**Given exercise**
In the copy, include every entry exactly but none of the images.

**Exercise data**
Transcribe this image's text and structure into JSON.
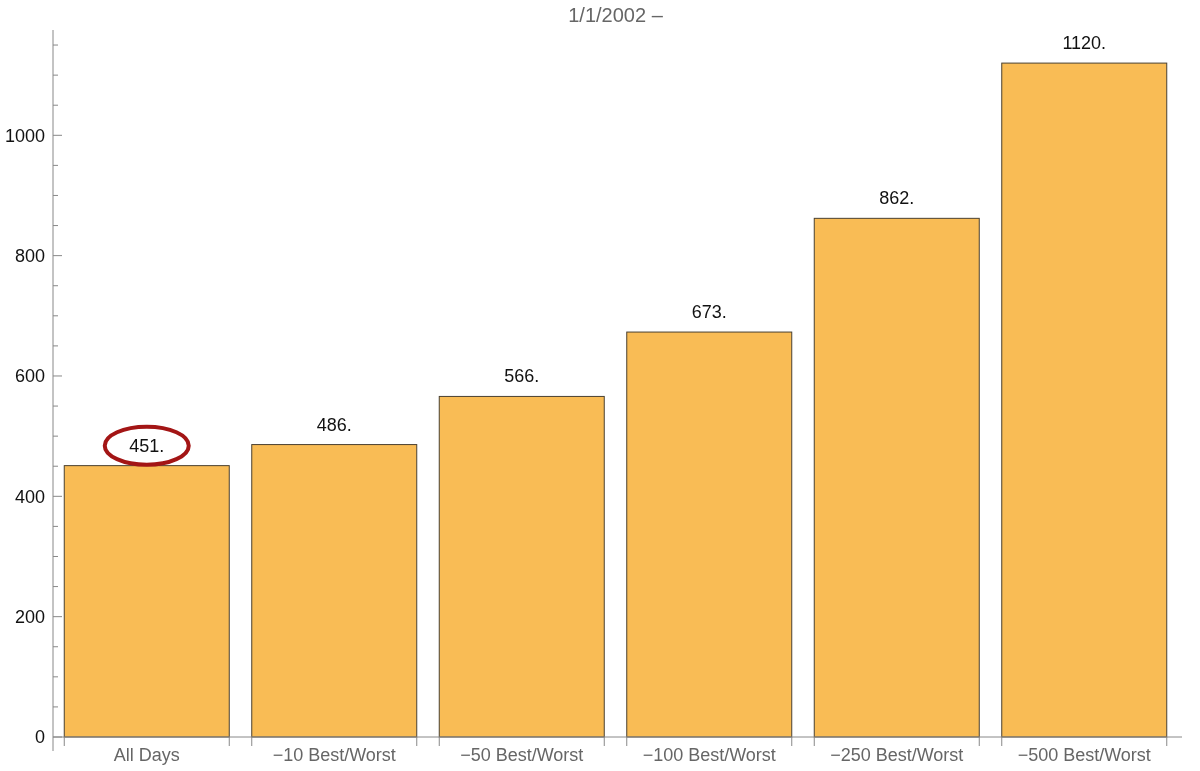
{
  "chart_data": {
    "type": "bar",
    "title": "1/1/2002 –",
    "categories": [
      "All Days",
      "−10 Best/Worst",
      "−50 Best/Worst",
      "−100 Best/Worst",
      "−250 Best/Worst",
      "−500 Best/Worst"
    ],
    "values": [
      451,
      486,
      566,
      673,
      862,
      1120
    ],
    "value_labels": [
      "451.",
      "486.",
      "566.",
      "673.",
      "862.",
      "1120."
    ],
    "color": "#f9bc55",
    "ylim": [
      0,
      1175
    ],
    "yticks": [
      0,
      {
        "value": 50,
        "label": null
      },
      200,
      {
        "value": 100,
        "label": null
      },
      {
        "value": 150,
        "label": null
      },
      {
        "value": 250,
        "label": null
      },
      {
        "value": 300,
        "label": null
      },
      {
        "value": 350,
        "label": null
      },
      400,
      {
        "value": 450,
        "label": null
      },
      {
        "value": 500,
        "label": null
      },
      {
        "value": 550,
        "label": null
      },
      600,
      {
        "value": 650,
        "label": null
      },
      {
        "value": 700,
        "label": null
      },
      {
        "value": 750,
        "label": null
      },
      800,
      {
        "value": 850,
        "label": null
      },
      {
        "value": 900,
        "label": null
      },
      {
        "value": 950,
        "label": null
      },
      1000,
      {
        "value": 1050,
        "label": null
      },
      {
        "value": 1100,
        "label": null
      },
      {
        "value": 1150,
        "label": null
      }
    ],
    "grid": false
  }
}
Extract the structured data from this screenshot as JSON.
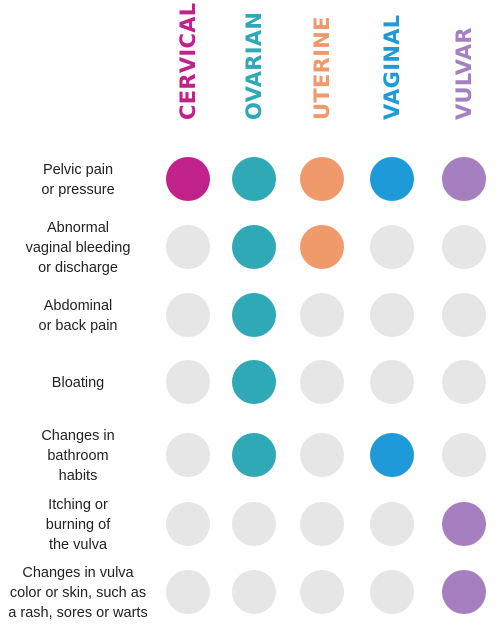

**Task output**
Transcribe this image's text and structure into JSON.
{
  "chart_data": {
    "type": "bar",
    "title": "1/1/2002 –",
    "categories": [
      "All Days",
      "−10 Best/Worst",
      "−50 Best/Worst",
      "−100 Best/Worst",
      "−250 Best/Worst",
      "−500 Best/Worst"
    ],
    "values": [
      451,
      486,
      566,
      673,
      862,
      1120
    ],
    "value_labels": [
      "451.",
      "486.",
      "566.",
      "673.",
      "862.",
      "1120."
    ],
    "color": "#f9bc55",
    "ylim": [
      0,
      1175
    ],
    "yticks": [
      0,
      {
        "value": 50,
        "label": null
      },
      200,
      {
        "value": 100,
        "label": null
      },
      {
        "value": 150,
        "label": null
      },
      {
        "value": 250,
        "label": null
      },
      {
        "value": 300,
        "label": null
      },
      {
        "value": 350,
        "label": null
      },
      400,
      {
        "value": 450,
        "label": null
      },
      {
        "value": 500,
        "label": null
      },
      {
        "value": 550,
        "label": null
      },
      600,
      {
        "value": 650,
        "label": null
      },
      {
        "value": 700,
        "label": null
      },
      {
        "value": 750,
        "label": null
      },
      800,
      {
        "value": 850,
        "label": null
      },
      {
        "value": 900,
        "label": null
      },
      {
        "value": 950,
        "label": null
      },
      1000,
      {
        "value": 1050,
        "label": null
      },
      {
        "value": 1100,
        "label": null
      },
      {
        "value": 1150,
        "label": null
      }
    ],
    "grid": false
  }
}
Extract the structured data from this screenshot as JSON.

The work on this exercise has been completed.